● SHORT PROBLEM: How many lines in the entries below include the string "object"? Answer with the number only.

● EXERCISE INPUT:
* * * * * * * * *
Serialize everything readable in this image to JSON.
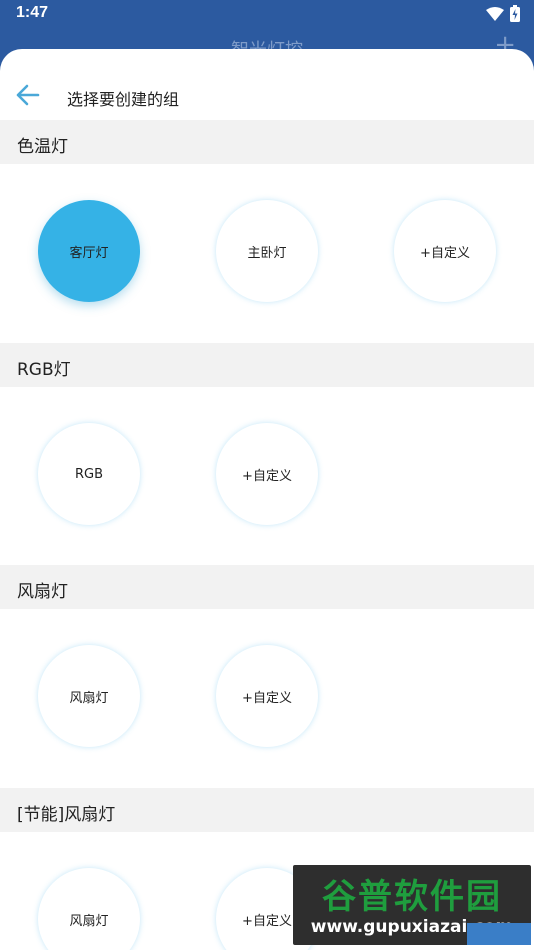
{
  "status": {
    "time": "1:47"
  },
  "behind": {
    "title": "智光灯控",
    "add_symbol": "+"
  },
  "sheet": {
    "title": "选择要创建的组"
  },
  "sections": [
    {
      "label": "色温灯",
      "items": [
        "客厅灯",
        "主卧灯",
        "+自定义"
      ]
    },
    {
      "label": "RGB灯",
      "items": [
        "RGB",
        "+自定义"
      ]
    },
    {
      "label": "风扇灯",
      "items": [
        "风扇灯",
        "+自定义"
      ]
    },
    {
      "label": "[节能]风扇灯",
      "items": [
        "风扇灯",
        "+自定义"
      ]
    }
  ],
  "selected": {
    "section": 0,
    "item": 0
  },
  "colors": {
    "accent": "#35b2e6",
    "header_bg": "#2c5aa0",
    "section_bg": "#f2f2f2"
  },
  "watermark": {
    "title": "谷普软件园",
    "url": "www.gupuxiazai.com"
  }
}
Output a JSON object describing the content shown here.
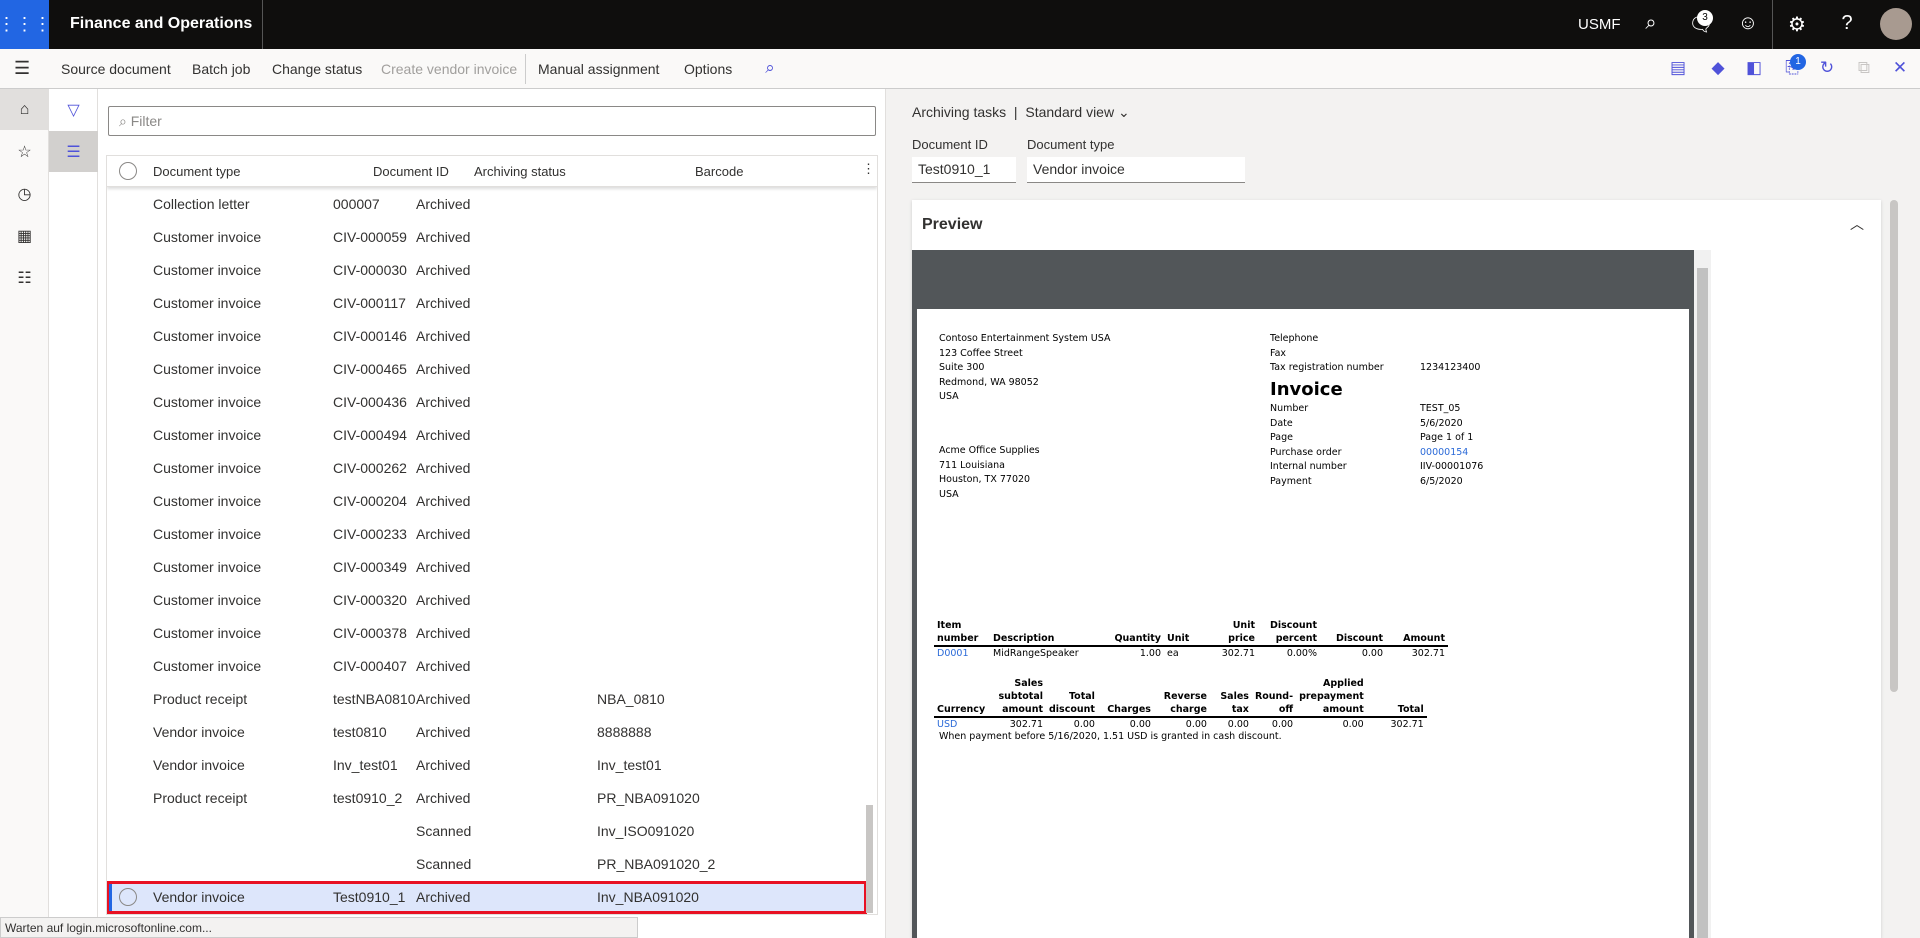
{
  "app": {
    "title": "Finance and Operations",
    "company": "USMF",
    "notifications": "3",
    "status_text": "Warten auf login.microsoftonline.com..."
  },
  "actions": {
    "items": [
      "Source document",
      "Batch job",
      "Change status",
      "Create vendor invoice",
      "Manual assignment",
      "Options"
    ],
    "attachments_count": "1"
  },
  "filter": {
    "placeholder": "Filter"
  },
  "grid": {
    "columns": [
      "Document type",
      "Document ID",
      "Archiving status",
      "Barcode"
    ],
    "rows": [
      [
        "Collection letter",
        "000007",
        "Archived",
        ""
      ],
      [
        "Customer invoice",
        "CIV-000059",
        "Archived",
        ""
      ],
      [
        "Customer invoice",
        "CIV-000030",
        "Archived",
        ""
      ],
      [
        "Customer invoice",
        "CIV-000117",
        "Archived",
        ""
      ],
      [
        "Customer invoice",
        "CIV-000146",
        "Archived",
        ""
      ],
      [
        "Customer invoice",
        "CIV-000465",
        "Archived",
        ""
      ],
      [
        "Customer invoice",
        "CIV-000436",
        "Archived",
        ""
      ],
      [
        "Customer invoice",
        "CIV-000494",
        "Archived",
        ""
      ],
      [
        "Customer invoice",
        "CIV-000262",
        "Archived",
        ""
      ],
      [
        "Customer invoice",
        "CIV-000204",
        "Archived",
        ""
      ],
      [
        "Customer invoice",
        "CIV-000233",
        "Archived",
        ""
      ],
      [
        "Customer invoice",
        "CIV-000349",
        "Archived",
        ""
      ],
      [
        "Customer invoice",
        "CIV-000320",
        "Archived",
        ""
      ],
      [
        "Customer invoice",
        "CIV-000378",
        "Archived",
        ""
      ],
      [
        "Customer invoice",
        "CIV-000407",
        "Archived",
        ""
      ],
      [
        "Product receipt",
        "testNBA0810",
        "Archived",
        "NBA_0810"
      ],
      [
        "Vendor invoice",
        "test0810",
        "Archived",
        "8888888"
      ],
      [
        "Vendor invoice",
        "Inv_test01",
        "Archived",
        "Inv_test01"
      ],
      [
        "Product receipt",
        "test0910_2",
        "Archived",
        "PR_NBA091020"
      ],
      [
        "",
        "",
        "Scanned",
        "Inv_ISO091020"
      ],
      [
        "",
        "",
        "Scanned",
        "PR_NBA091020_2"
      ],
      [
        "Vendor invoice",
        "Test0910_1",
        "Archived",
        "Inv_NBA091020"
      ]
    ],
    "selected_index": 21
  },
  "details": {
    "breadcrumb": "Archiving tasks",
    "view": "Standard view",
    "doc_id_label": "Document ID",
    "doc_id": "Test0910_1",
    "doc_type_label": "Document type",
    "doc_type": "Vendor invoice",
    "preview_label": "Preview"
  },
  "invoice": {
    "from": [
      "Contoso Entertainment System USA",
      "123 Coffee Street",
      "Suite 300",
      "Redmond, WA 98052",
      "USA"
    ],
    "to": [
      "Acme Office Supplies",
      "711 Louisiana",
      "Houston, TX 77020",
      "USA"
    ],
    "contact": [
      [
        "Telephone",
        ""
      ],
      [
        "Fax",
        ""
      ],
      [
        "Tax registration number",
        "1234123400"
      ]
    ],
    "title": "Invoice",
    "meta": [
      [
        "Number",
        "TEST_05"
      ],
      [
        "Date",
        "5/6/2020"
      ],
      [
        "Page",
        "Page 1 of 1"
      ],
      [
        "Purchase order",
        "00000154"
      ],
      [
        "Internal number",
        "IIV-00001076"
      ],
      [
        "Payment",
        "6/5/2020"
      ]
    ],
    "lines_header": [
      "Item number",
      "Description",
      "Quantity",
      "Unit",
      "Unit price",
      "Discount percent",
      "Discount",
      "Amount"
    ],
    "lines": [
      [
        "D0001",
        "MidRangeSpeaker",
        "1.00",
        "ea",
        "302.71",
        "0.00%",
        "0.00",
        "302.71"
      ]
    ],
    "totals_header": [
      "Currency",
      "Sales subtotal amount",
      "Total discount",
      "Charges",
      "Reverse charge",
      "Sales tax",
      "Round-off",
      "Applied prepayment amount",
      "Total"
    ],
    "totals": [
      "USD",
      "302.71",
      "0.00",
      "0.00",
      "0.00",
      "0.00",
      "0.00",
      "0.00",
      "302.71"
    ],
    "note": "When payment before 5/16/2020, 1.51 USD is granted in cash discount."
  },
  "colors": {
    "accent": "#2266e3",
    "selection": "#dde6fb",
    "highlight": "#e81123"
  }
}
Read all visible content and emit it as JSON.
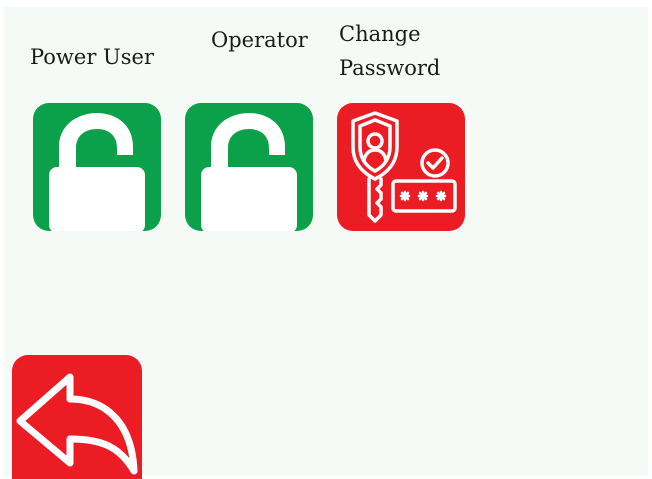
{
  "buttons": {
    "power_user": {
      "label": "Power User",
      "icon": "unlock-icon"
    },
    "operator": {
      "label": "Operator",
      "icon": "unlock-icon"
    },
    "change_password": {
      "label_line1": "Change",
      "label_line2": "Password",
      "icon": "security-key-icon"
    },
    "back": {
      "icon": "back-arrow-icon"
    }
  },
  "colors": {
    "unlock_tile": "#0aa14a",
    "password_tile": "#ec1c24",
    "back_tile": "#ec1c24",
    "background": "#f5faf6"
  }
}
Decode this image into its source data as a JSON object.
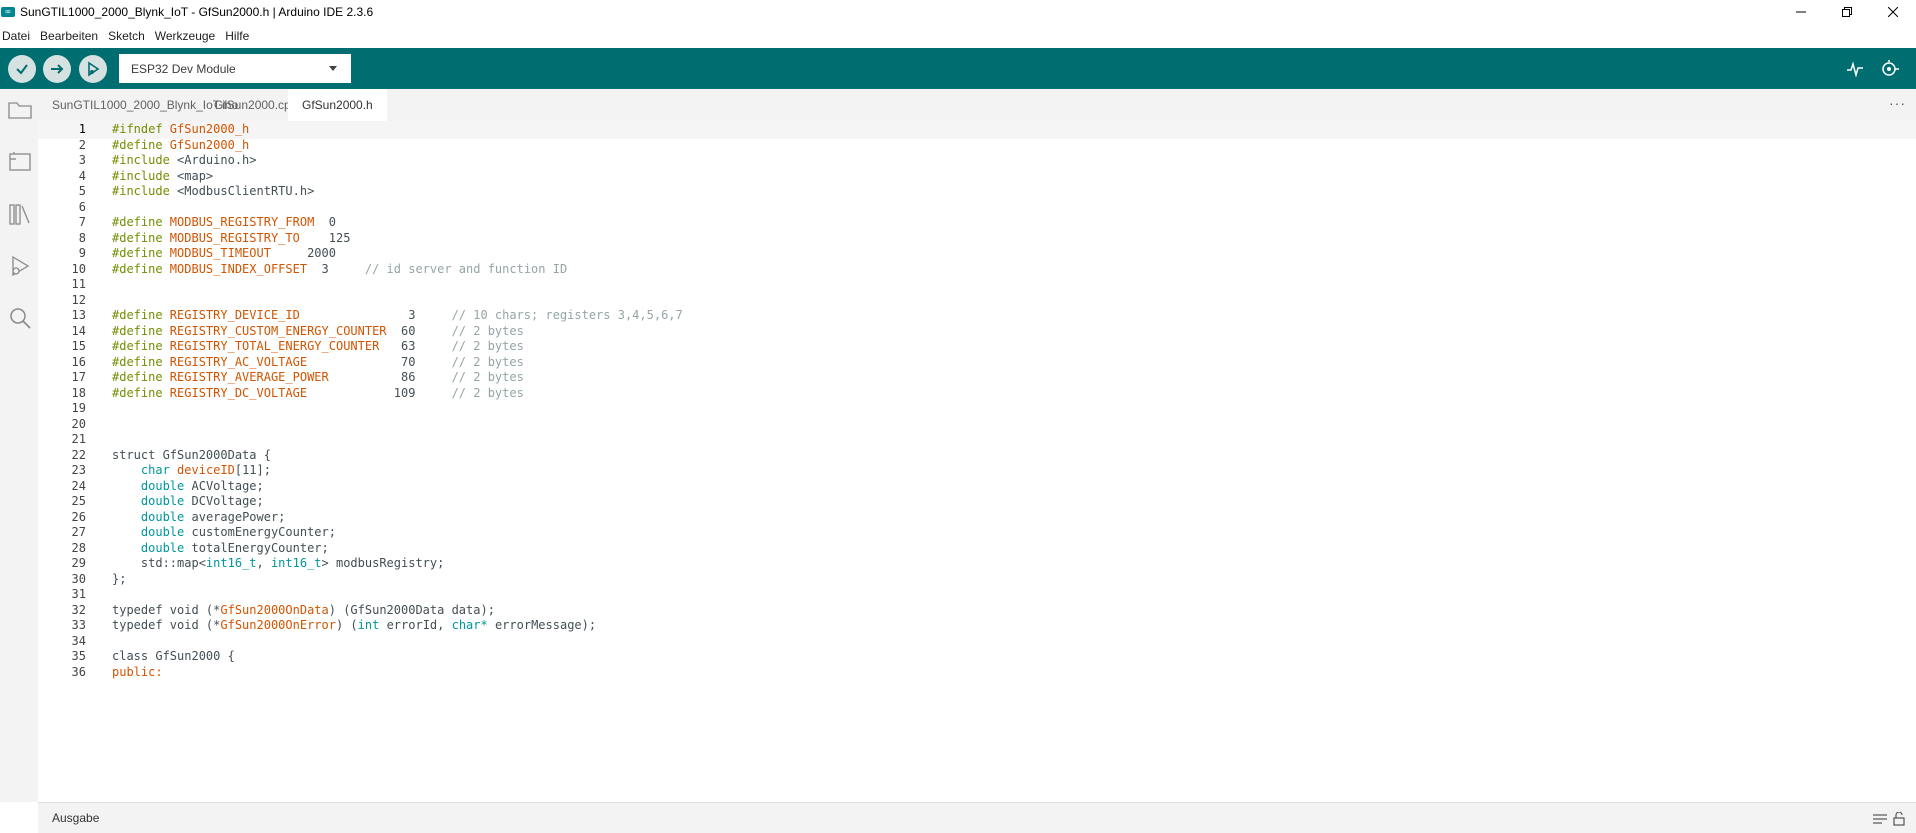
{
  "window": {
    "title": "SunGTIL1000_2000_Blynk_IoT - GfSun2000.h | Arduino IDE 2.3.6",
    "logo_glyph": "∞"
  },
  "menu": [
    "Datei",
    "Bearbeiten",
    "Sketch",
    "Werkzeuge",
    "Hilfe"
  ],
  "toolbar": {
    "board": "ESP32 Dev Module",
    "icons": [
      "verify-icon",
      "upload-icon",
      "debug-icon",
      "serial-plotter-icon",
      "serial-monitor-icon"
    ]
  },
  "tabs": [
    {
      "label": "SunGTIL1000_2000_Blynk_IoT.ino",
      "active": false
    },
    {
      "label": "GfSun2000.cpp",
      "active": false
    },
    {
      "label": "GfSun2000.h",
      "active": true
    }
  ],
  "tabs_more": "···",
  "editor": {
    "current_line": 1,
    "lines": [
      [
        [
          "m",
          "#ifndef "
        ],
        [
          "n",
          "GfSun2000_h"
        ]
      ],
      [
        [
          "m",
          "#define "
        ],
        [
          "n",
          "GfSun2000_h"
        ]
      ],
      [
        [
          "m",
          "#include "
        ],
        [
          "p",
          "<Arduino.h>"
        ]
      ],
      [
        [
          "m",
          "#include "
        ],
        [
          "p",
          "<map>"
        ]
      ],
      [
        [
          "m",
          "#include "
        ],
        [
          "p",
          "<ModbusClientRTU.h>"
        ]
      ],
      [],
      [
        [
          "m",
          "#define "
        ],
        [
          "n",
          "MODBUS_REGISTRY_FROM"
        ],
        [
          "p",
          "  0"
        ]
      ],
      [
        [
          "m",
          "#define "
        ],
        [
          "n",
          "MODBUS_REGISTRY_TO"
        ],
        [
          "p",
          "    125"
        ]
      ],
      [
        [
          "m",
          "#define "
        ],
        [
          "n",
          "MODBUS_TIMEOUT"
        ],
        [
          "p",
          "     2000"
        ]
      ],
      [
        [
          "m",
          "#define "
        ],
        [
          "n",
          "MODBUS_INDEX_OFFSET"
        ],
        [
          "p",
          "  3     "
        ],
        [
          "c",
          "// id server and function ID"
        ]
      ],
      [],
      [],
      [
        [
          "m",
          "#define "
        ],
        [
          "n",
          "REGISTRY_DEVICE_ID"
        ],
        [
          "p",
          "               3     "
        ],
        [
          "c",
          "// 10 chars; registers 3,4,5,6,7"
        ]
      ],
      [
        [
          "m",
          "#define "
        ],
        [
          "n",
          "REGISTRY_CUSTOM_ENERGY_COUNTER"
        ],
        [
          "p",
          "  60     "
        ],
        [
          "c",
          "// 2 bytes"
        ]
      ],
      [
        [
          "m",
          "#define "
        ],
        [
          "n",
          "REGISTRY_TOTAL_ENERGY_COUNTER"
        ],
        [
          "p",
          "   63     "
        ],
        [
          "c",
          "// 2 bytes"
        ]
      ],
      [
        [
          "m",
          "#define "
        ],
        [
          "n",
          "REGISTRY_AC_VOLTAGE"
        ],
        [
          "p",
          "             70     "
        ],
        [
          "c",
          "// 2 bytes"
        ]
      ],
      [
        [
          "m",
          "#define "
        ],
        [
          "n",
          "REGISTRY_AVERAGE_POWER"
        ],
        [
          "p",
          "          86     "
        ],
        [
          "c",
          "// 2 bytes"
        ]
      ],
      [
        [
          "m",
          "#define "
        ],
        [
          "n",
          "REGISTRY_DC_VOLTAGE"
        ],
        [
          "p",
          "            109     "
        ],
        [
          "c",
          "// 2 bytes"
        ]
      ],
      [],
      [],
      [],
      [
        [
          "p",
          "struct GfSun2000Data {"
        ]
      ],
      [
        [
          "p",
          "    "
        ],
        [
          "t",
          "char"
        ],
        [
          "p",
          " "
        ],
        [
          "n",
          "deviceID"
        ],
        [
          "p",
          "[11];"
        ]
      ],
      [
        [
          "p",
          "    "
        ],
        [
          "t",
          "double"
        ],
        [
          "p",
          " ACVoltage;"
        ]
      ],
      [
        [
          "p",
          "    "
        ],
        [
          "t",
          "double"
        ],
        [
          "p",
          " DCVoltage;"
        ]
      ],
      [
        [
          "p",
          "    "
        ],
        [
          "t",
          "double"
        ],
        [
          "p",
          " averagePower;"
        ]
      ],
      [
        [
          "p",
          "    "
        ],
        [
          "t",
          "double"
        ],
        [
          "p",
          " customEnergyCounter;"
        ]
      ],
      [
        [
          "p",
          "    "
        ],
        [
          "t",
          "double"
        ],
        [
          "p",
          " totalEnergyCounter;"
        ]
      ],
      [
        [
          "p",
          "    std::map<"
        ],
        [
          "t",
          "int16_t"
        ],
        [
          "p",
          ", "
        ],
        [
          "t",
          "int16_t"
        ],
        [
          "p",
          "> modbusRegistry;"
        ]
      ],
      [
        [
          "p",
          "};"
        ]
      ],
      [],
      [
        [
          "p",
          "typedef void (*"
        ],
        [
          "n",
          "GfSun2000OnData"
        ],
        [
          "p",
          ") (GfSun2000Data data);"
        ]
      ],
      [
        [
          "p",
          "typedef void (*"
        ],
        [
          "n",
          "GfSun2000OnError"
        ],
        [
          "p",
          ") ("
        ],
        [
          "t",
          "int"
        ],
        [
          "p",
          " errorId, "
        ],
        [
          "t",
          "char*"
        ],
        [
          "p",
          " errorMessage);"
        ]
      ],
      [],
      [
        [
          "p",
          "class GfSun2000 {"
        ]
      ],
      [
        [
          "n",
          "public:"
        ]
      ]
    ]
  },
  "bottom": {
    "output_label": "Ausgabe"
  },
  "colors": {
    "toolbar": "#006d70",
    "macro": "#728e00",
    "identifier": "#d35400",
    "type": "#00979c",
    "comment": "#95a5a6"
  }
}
* * * * * * * * *
● TASK RESPONSE: 2